Exercise directions: Your task is to output the data exactly as it stands.
BEGIN Records for the exercise
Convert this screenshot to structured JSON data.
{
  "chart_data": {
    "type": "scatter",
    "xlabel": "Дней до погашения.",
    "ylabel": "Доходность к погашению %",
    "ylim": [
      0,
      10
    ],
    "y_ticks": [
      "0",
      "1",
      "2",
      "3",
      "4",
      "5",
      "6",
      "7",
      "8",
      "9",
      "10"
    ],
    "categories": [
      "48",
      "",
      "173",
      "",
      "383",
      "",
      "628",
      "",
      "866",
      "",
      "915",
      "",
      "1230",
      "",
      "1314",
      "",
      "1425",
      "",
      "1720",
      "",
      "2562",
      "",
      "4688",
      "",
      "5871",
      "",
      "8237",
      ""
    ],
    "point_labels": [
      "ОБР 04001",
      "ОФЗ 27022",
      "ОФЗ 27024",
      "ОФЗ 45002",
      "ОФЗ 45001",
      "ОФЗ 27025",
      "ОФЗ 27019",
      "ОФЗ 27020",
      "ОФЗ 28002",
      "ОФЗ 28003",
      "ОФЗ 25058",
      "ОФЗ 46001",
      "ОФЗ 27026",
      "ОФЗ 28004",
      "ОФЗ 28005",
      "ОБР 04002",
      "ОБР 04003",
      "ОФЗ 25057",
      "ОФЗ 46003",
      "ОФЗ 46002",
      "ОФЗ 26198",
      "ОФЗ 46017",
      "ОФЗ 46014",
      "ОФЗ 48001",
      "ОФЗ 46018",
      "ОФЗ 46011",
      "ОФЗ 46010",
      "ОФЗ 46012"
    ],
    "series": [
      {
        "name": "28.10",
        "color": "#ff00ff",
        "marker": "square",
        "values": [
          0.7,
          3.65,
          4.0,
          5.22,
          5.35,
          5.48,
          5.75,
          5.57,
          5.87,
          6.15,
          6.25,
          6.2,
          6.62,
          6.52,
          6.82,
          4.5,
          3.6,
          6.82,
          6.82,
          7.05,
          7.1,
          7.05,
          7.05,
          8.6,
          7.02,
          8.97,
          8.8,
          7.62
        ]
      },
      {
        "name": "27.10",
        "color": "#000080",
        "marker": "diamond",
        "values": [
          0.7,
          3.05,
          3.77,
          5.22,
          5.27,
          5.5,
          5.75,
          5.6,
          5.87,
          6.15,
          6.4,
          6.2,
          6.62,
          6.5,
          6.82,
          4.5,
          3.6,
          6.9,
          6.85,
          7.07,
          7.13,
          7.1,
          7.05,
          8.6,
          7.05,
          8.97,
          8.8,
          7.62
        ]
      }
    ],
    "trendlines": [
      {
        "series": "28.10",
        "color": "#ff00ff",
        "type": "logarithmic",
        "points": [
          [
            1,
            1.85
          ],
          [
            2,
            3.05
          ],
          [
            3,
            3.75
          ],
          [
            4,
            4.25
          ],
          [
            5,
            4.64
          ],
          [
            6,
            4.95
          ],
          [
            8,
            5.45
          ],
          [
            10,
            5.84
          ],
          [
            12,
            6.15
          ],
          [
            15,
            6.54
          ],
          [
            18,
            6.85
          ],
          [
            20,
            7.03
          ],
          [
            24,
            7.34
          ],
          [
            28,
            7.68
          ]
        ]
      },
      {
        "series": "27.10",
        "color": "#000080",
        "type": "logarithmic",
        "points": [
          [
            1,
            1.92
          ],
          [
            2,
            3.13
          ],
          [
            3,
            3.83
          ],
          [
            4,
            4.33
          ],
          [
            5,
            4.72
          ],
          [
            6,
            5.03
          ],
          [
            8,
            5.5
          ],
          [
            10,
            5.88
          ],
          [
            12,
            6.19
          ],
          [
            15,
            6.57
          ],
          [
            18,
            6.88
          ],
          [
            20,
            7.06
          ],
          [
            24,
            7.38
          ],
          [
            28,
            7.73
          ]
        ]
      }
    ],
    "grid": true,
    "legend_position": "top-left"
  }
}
END Records for the exercise
Completed task:
Convert this screenshot to structured JSON data.
{
  "chart_data": {
    "type": "scatter",
    "xlabel": "Дней до погашения.",
    "ylabel": "Доходность к погашению %",
    "ylim": [
      0,
      10
    ],
    "y_ticks": [
      "0",
      "1",
      "2",
      "3",
      "4",
      "5",
      "6",
      "7",
      "8",
      "9",
      "10"
    ],
    "categories": [
      "48",
      "",
      "173",
      "",
      "383",
      "",
      "628",
      "",
      "866",
      "",
      "915",
      "",
      "1230",
      "",
      "1314",
      "",
      "1425",
      "",
      "1720",
      "",
      "2562",
      "",
      "4688",
      "",
      "5871",
      "",
      "8237",
      ""
    ],
    "point_labels": [
      "ОБР 04001",
      "ОФЗ 27022",
      "ОФЗ 27024",
      "ОФЗ 45002",
      "ОФЗ 45001",
      "ОФЗ 27025",
      "ОФЗ 27019",
      "ОФЗ 27020",
      "ОФЗ 28002",
      "ОФЗ 28003",
      "ОФЗ 25058",
      "ОФЗ 46001",
      "ОФЗ 27026",
      "ОФЗ 28004",
      "ОФЗ 28005",
      "ОБР 04002",
      "ОБР 04003",
      "ОФЗ 25057",
      "ОФЗ 46003",
      "ОФЗ 46002",
      "ОФЗ 26198",
      "ОФЗ 46017",
      "ОФЗ 46014",
      "ОФЗ 48001",
      "ОФЗ 46018",
      "ОФЗ 46011",
      "ОФЗ 46010",
      "ОФЗ 46012"
    ],
    "series": [
      {
        "name": "28.10",
        "color": "#ff00ff",
        "marker": "square",
        "values": [
          0.7,
          3.65,
          4.0,
          5.22,
          5.35,
          5.48,
          5.75,
          5.57,
          5.87,
          6.15,
          6.25,
          6.2,
          6.62,
          6.52,
          6.82,
          4.5,
          3.6,
          6.82,
          6.82,
          7.05,
          7.1,
          7.05,
          7.05,
          8.6,
          7.02,
          8.97,
          8.8,
          7.62
        ]
      },
      {
        "name": "27.10",
        "color": "#000080",
        "marker": "diamond",
        "values": [
          0.7,
          3.05,
          3.77,
          5.22,
          5.27,
          5.5,
          5.75,
          5.6,
          5.87,
          6.15,
          6.4,
          6.2,
          6.62,
          6.5,
          6.82,
          4.5,
          3.6,
          6.9,
          6.85,
          7.07,
          7.13,
          7.1,
          7.05,
          8.6,
          7.05,
          8.97,
          8.8,
          7.62
        ]
      }
    ],
    "trendlines": [
      {
        "series": "28.10",
        "color": "#ff00ff",
        "type": "logarithmic",
        "points": [
          [
            1,
            1.85
          ],
          [
            2,
            3.05
          ],
          [
            3,
            3.75
          ],
          [
            4,
            4.25
          ],
          [
            5,
            4.64
          ],
          [
            6,
            4.95
          ],
          [
            8,
            5.45
          ],
          [
            10,
            5.84
          ],
          [
            12,
            6.15
          ],
          [
            15,
            6.54
          ],
          [
            18,
            6.85
          ],
          [
            20,
            7.03
          ],
          [
            24,
            7.34
          ],
          [
            28,
            7.68
          ]
        ]
      },
      {
        "series": "27.10",
        "color": "#000080",
        "type": "logarithmic",
        "points": [
          [
            1,
            1.92
          ],
          [
            2,
            3.13
          ],
          [
            3,
            3.83
          ],
          [
            4,
            4.33
          ],
          [
            5,
            4.72
          ],
          [
            6,
            5.03
          ],
          [
            8,
            5.5
          ],
          [
            10,
            5.88
          ],
          [
            12,
            6.19
          ],
          [
            15,
            6.57
          ],
          [
            18,
            6.88
          ],
          [
            20,
            7.06
          ],
          [
            24,
            7.38
          ],
          [
            28,
            7.73
          ]
        ]
      }
    ],
    "grid": true,
    "legend_position": "top-left"
  }
}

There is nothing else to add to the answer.